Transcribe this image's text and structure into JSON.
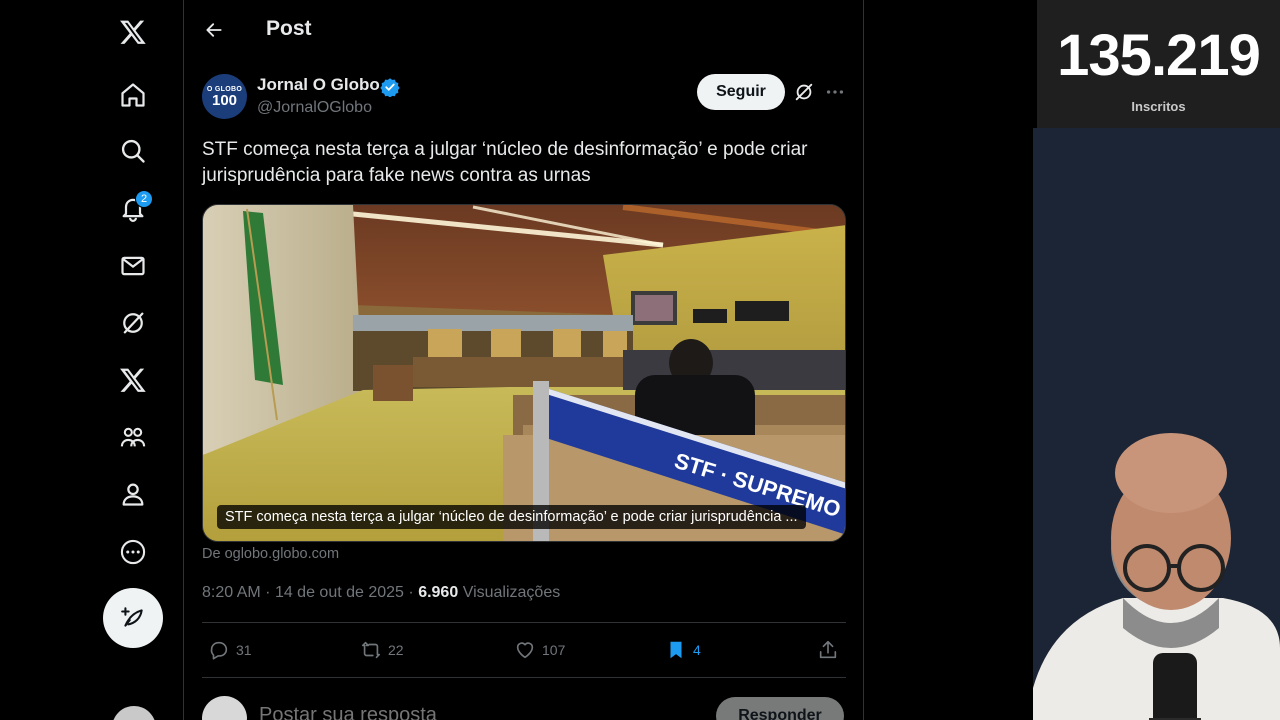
{
  "nav": {
    "notifications_badge": "2",
    "items": [
      "x-logo",
      "home",
      "search",
      "notifications",
      "messages",
      "grok",
      "premium",
      "communities",
      "profile",
      "more"
    ]
  },
  "header": {
    "title": "Post"
  },
  "post": {
    "author_name": "Jornal O Globo",
    "author_handle": "@JornalOGlobo",
    "avatar_text_top": "O GLOBO",
    "avatar_text_bottom": "100",
    "follow_label": "Seguir",
    "text": "STF começa nesta terça a julgar ‘núcleo de desinformação’ e pode criar jurisprudência para fake news contra as urnas",
    "media_caption": "STF começa nesta terça a julgar ‘núcleo de desinformação’ e pode criar jurisprudência ...",
    "media_banner_text": "STF · SUPREMO TRIBUNAL FEDERAL",
    "source": "De oglobo.globo.com",
    "time": "8:20 AM",
    "date": "14 de out de 2025",
    "views_count": "6.960",
    "views_label": "Visualizações"
  },
  "actions": {
    "replies": "31",
    "reposts": "22",
    "likes": "107",
    "bookmarks": "4"
  },
  "reply": {
    "placeholder": "Postar sua resposta",
    "button_label": "Responder"
  },
  "overlay": {
    "subscribers": "135.219",
    "subscribers_label": "Inscritos"
  },
  "colors": {
    "background": "#000000",
    "accent": "#1d9bf0",
    "text_primary": "#e7e9ea",
    "text_secondary": "#71767b",
    "border": "#2f3336"
  }
}
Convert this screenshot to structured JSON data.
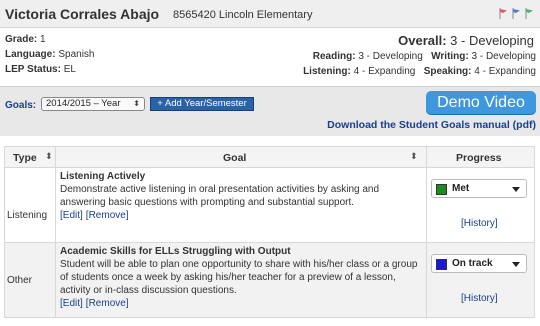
{
  "student": {
    "name": "Victoria Corrales Abajo",
    "id": "8565420",
    "school": "Lincoln Elementary"
  },
  "flags": {
    "colors": [
      "#e05a6b",
      "#4e7bd6",
      "#4fb46f"
    ]
  },
  "info": {
    "grade_label": "Grade:",
    "grade_value": "1",
    "language_label": "Language:",
    "language_value": "Spanish",
    "lep_label": "LEP Status:",
    "lep_value": "EL"
  },
  "overall": {
    "label": "Overall:",
    "value": "3 - Developing"
  },
  "scores": {
    "reading_label": "Reading:",
    "reading_value": "3 - Developing",
    "writing_label": "Writing:",
    "writing_value": "3 - Developing",
    "listening_label": "Listening:",
    "listening_value": "4 - Expanding",
    "speaking_label": "Speaking:",
    "speaking_value": "4 - Expanding"
  },
  "goals_bar": {
    "label": "Goals:",
    "year_selected": "2014/2015 – Year",
    "add_button": "+ Add Year/Semester",
    "demo_button": "Demo Video",
    "manual_link": "Download the Student Goals manual (pdf)"
  },
  "table": {
    "headers": {
      "type": "Type",
      "goal": "Goal",
      "progress": "Progress"
    },
    "sort_icon": "⬍",
    "rows": [
      {
        "type": "Listening",
        "title": "Listening Actively",
        "description": "Demonstrate active listening in oral presentation activities by asking and answering basic questions with prompting and substantial support.",
        "edit": "[Edit]",
        "remove": "[Remove]",
        "status": "Met",
        "status_color": "#1f8a1f",
        "history": "[History]"
      },
      {
        "type": "Other",
        "title": "Academic Skills for ELLs Struggling with Output",
        "description": "Student will be able to plan one opportunity to share with his/her class or a group of students once a week by asking his/her teacher for a preview of a lesson, activity or in-class discussion questions.",
        "edit": "[Edit]",
        "remove": "[Remove]",
        "status": "On track",
        "status_color": "#1a1ad6",
        "history": "[History]"
      }
    ]
  }
}
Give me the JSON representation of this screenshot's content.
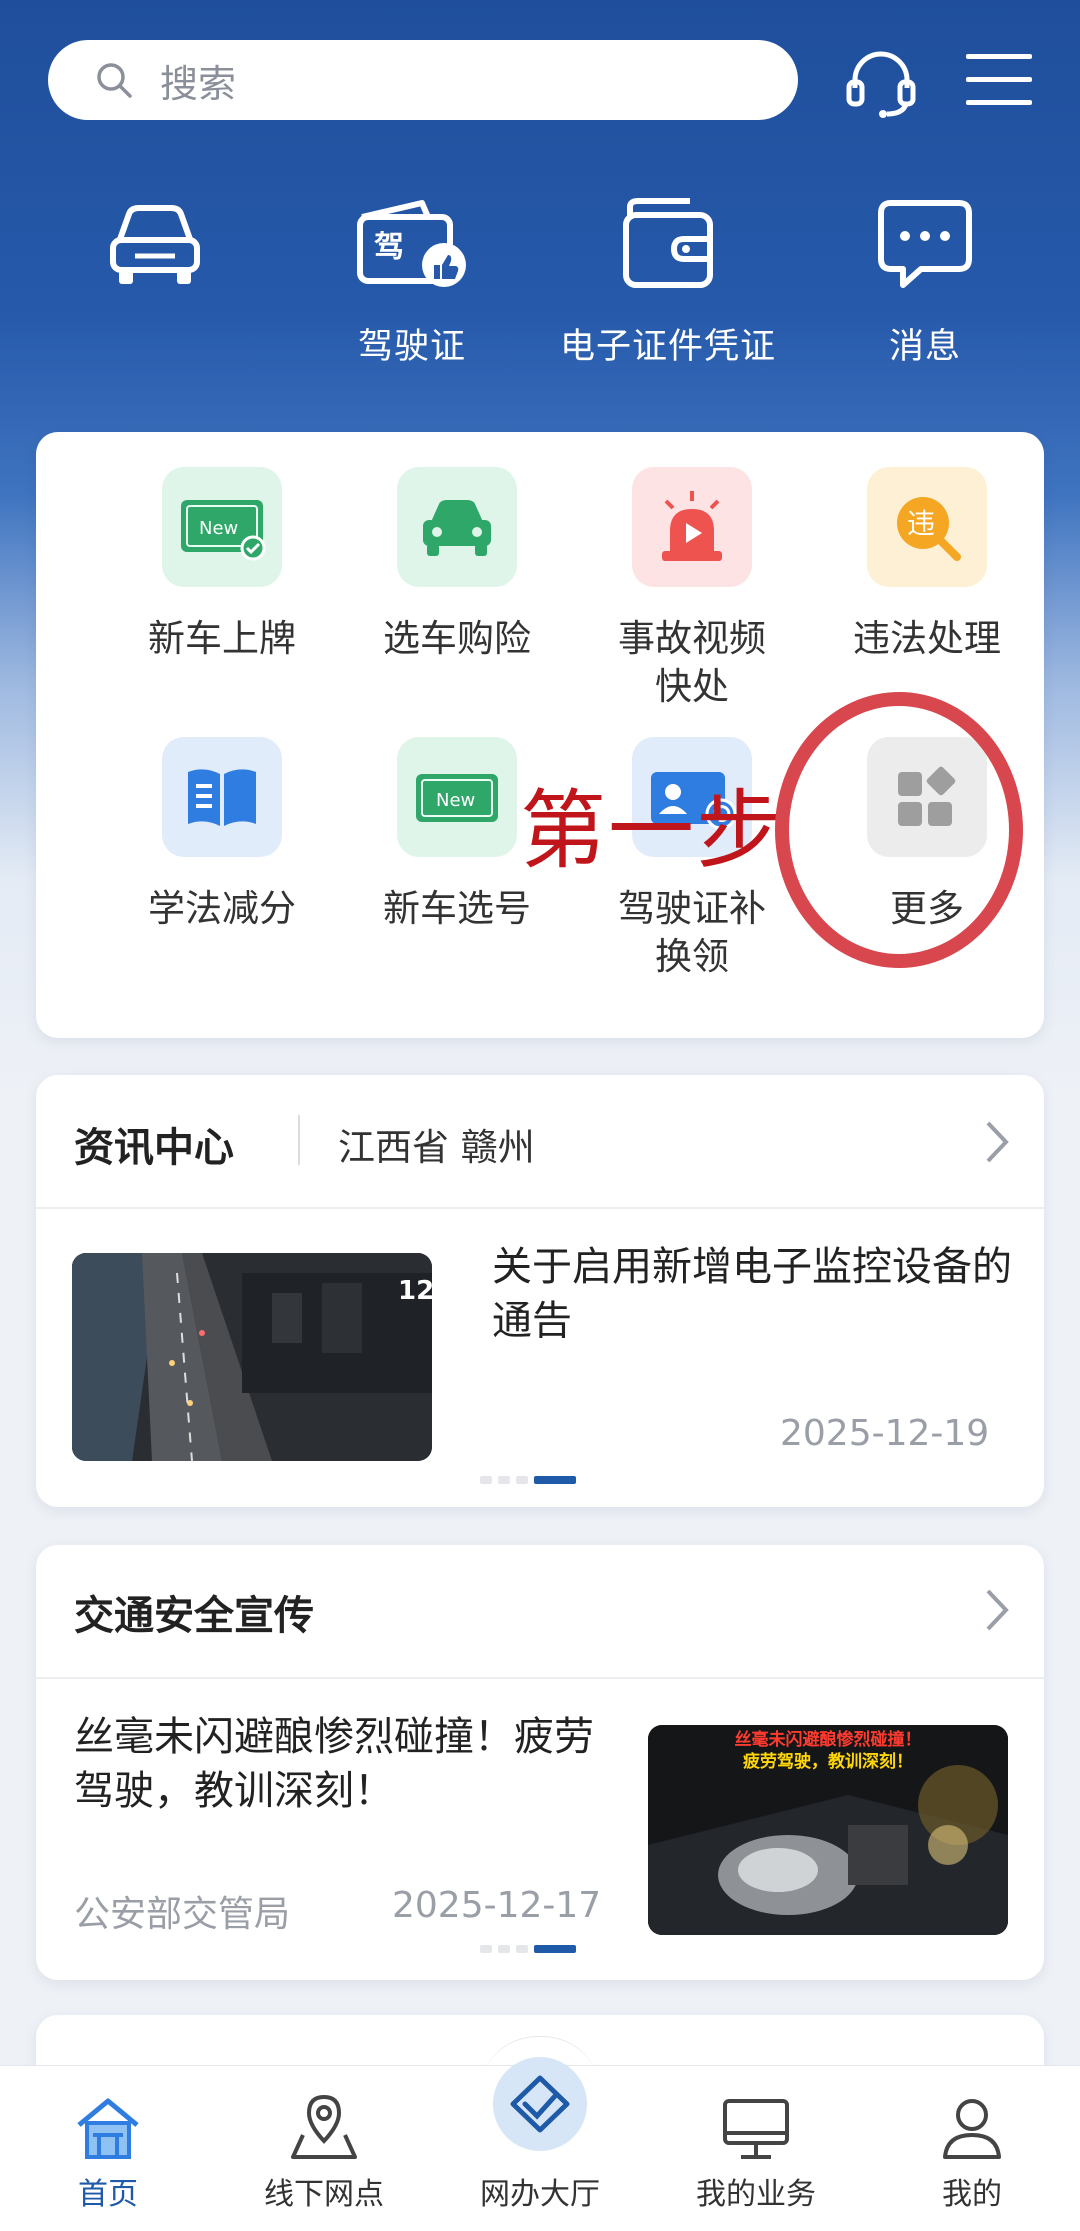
{
  "search": {
    "placeholder": "搜索"
  },
  "quick_actions": [
    {
      "label": "",
      "icon": "car-icon"
    },
    {
      "label": "驾驶证",
      "icon": "license-icon"
    },
    {
      "label": "电子证件凭证",
      "icon": "wallet-icon"
    },
    {
      "label": "消息",
      "icon": "message-icon"
    }
  ],
  "services": [
    {
      "label": "新车上牌",
      "icon": "new-plate-icon"
    },
    {
      "label": "选车购险",
      "icon": "car-insurance-icon"
    },
    {
      "label": "事故视频\n快处",
      "icon": "alarm-video-icon"
    },
    {
      "label": "违法处理",
      "icon": "violation-search-icon"
    },
    {
      "label": "学法减分",
      "icon": "book-icon"
    },
    {
      "label": "新车选号",
      "icon": "new-number-icon"
    },
    {
      "label": "驾驶证补\n换领",
      "icon": "id-card-icon"
    },
    {
      "label": "更多",
      "icon": "more-grid-icon"
    }
  ],
  "annotation": {
    "text": "第一步"
  },
  "news_center": {
    "title": "资讯中心",
    "region": "江西省 赣州",
    "article": {
      "title": "关于启用新增电子监控设备的通告",
      "date": "2025-12-19"
    }
  },
  "traffic_safety": {
    "title": "交通安全宣传",
    "article": {
      "title": "丝毫未闪避酿惨烈碰撞！疲劳驾驶，教训深刻！",
      "source": "公安部交管局",
      "date": "2025-12-17",
      "thumb_caption_1": "丝毫未闪避酿惨烈碰撞！",
      "thumb_caption_2": "疲劳驾驶，教训深刻！"
    }
  },
  "tabbar": [
    {
      "label": "首页",
      "active": true
    },
    {
      "label": "线下网点",
      "active": false
    },
    {
      "label": "网办大厅",
      "active": false
    },
    {
      "label": "我的业务",
      "active": false
    },
    {
      "label": "我的",
      "active": false
    }
  ],
  "colors": {
    "brand_blue": "#1f5aa8",
    "annotation_red": "#c0161b"
  }
}
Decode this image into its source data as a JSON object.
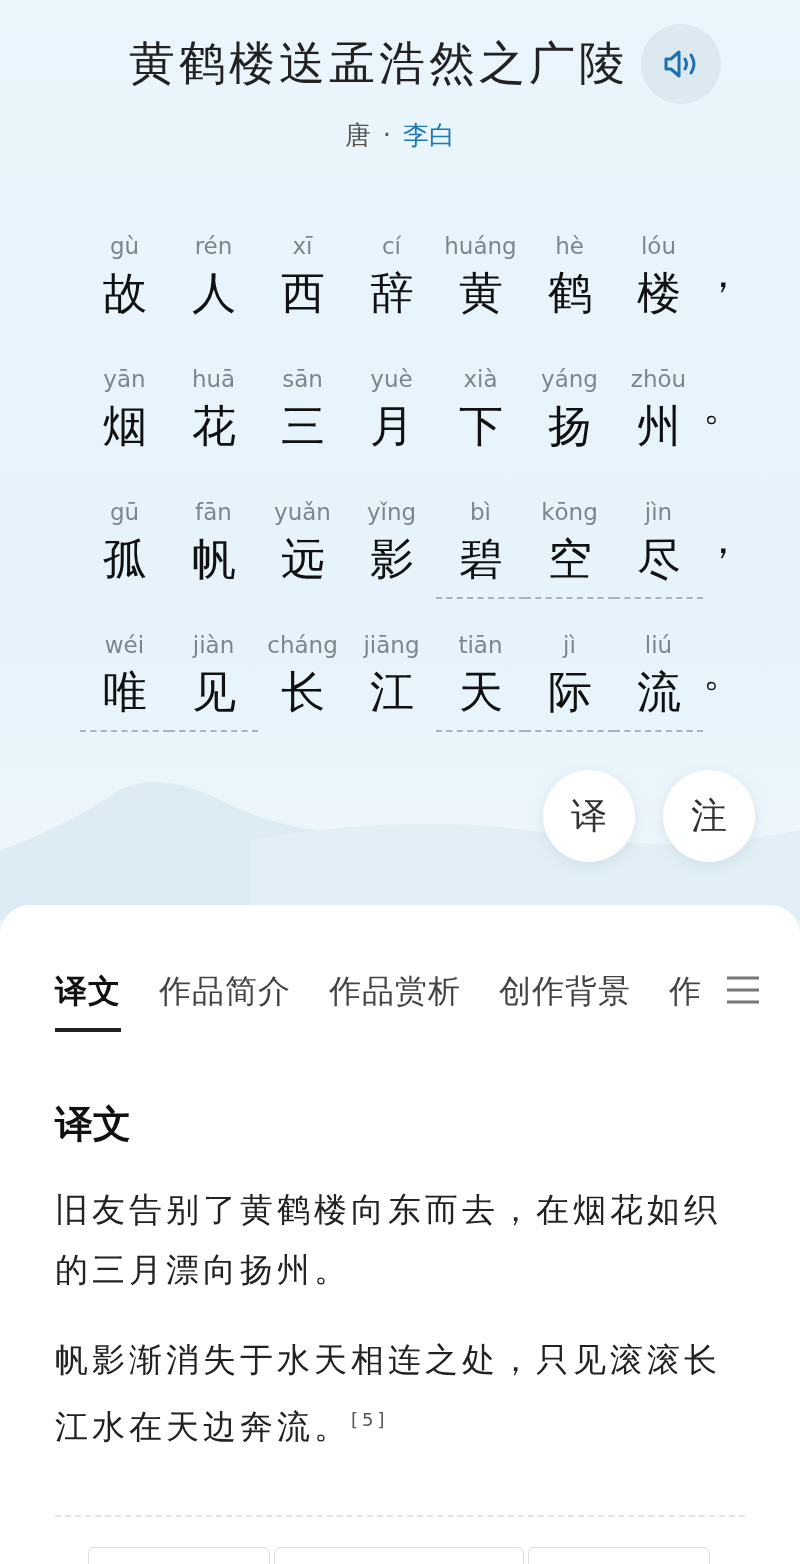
————————
To be done - Copy every entry word for word, but omit the pictures.

Written response -
Transcribe this image's text and structure into JSON.
{
  "nav": {
    "notifications_badge": "2",
    "items": [
      "x-logo",
      "home",
      "search",
      "notifications",
      "messages",
      "grok",
      "premium",
      "communities",
      "profile",
      "more"
    ]
  },
  "header": {
    "title": "Post"
  },
  "post": {
    "author_name": "Jornal O Globo",
    "author_handle": "@JornalOGlobo",
    "avatar_text_top": "O GLOBO",
    "avatar_text_bottom": "100",
    "follow_label": "Seguir",
    "text": "STF começa nesta terça a julgar ‘núcleo de desinformação’ e pode criar jurisprudência para fake news contra as urnas",
    "media_caption": "STF começa nesta terça a julgar ‘núcleo de desinformação’ e pode criar jurisprudência ...",
    "media_banner_text": "STF · SUPREMO TRIBUNAL FEDERAL",
    "source": "De oglobo.globo.com",
    "time": "8:20 AM",
    "date": "14 de out de 2025",
    "views_count": "6.960",
    "views_label": "Visualizações"
  },
  "actions": {
    "replies": "31",
    "reposts": "22",
    "likes": "107",
    "bookmarks": "4"
  },
  "reply": {
    "placeholder": "Postar sua resposta",
    "button_label": "Responder"
  },
  "overlay": {
    "subscribers": "135.219",
    "subscribers_label": "Inscritos"
  },
  "colors": {
    "background": "#000000",
    "accent": "#1d9bf0",
    "text_primary": "#e7e9ea",
    "text_secondary": "#71767b",
    "border": "#2f3336"
  }
}
Convert this screenshot to structured JSON data.
{
  "student": {
    "name": "Victoria Corrales Abajo",
    "id": "8565420",
    "school": "Lincoln Elementary"
  },
  "flags": {
    "colors": [
      "#e05a6b",
      "#4e7bd6",
      "#4fb46f"
    ]
  },
  "info": {
    "grade_label": "Grade:",
    "grade_value": "1",
    "language_label": "Language:",
    "language_value": "Spanish",
    "lep_label": "LEP Status:",
    "lep_value": "EL"
  },
  "overall": {
    "label": "Overall:",
    "value": "3 - Developing"
  },
  "scores": {
    "reading_label": "Reading:",
    "reading_value": "3 - Developing",
    "writing_label": "Writing:",
    "writing_value": "3 - Developing",
    "listening_label": "Listening:",
    "listening_value": "4 - Expanding",
    "speaking_label": "Speaking:",
    "speaking_value": "4 - Expanding"
  },
  "goals_bar": {
    "label": "Goals:",
    "year_selected": "2014/2015 – Year",
    "add_button": "+ Add Year/Semester",
    "demo_button": "Demo Video",
    "manual_link": "Download the Student Goals manual (pdf)"
  },
  "table": {
    "headers": {
      "type": "Type",
      "goal": "Goal",
      "progress": "Progress"
    },
    "sort_icon": "⬍",
    "rows": [
      {
        "type": "Listening",
        "title": "Listening Actively",
        "description": "Demonstrate active listening in oral presentation activities by asking and answering basic questions with prompting and substantial support.",
        "edit": "[Edit]",
        "remove": "[Remove]",
        "status": "Met",
        "status_color": "#1f8a1f",
        "history": "[History]"
      },
      {
        "type": "Other",
        "title": "Academic Skills for ELLs Struggling with Output",
        "description": "Student will be able to plan one opportunity to share with his/her class or a group of students once a week by asking his/her teacher for a preview of a lesson, activity or in-class discussion questions.",
        "edit": "[Edit]",
        "remove": "[Remove]",
        "status": "On track",
        "status_color": "#1a1ad6",
        "history": "[History]"
      }
    ]
  }
}
Give me the JSON representation of this screenshot's content.
{
  "search": {
    "placeholder": "搜索"
  },
  "quick_actions": [
    {
      "label": "",
      "icon": "car-icon"
    },
    {
      "label": "驾驶证",
      "icon": "license-icon"
    },
    {
      "label": "电子证件凭证",
      "icon": "wallet-icon"
    },
    {
      "label": "消息",
      "icon": "message-icon"
    }
  ],
  "services": [
    {
      "label": "新车上牌",
      "icon": "new-plate-icon"
    },
    {
      "label": "选车购险",
      "icon": "car-insurance-icon"
    },
    {
      "label": "事故视频\n快处",
      "icon": "alarm-video-icon"
    },
    {
      "label": "违法处理",
      "icon": "violation-search-icon"
    },
    {
      "label": "学法减分",
      "icon": "book-icon"
    },
    {
      "label": "新车选号",
      "icon": "new-number-icon"
    },
    {
      "label": "驾驶证补\n换领",
      "icon": "id-card-icon"
    },
    {
      "label": "更多",
      "icon": "more-grid-icon"
    }
  ],
  "annotation": {
    "text": "第一步"
  },
  "news_center": {
    "title": "资讯中心",
    "region": "江西省 赣州",
    "article": {
      "title": "关于启用新增电子监控设备的通告",
      "date": "2025-12-19"
    }
  },
  "traffic_safety": {
    "title": "交通安全宣传",
    "article": {
      "title": "丝毫未闪避酿惨烈碰撞！疲劳驾驶，教训深刻！",
      "source": "公安部交管局",
      "date": "2025-12-17",
      "thumb_caption_1": "丝毫未闪避酿惨烈碰撞！",
      "thumb_caption_2": "疲劳驾驶，教训深刻！"
    }
  },
  "tabbar": [
    {
      "label": "首页",
      "active": true
    },
    {
      "label": "线下网点",
      "active": false
    },
    {
      "label": "网办大厅",
      "active": false
    },
    {
      "label": "我的业务",
      "active": false
    },
    {
      "label": "我的",
      "active": false
    }
  ],
  "colors": {
    "brand_blue": "#1f5aa8",
    "annotation_red": "#c0161b"
  }
}
Decode this image into its source data as a JSON object.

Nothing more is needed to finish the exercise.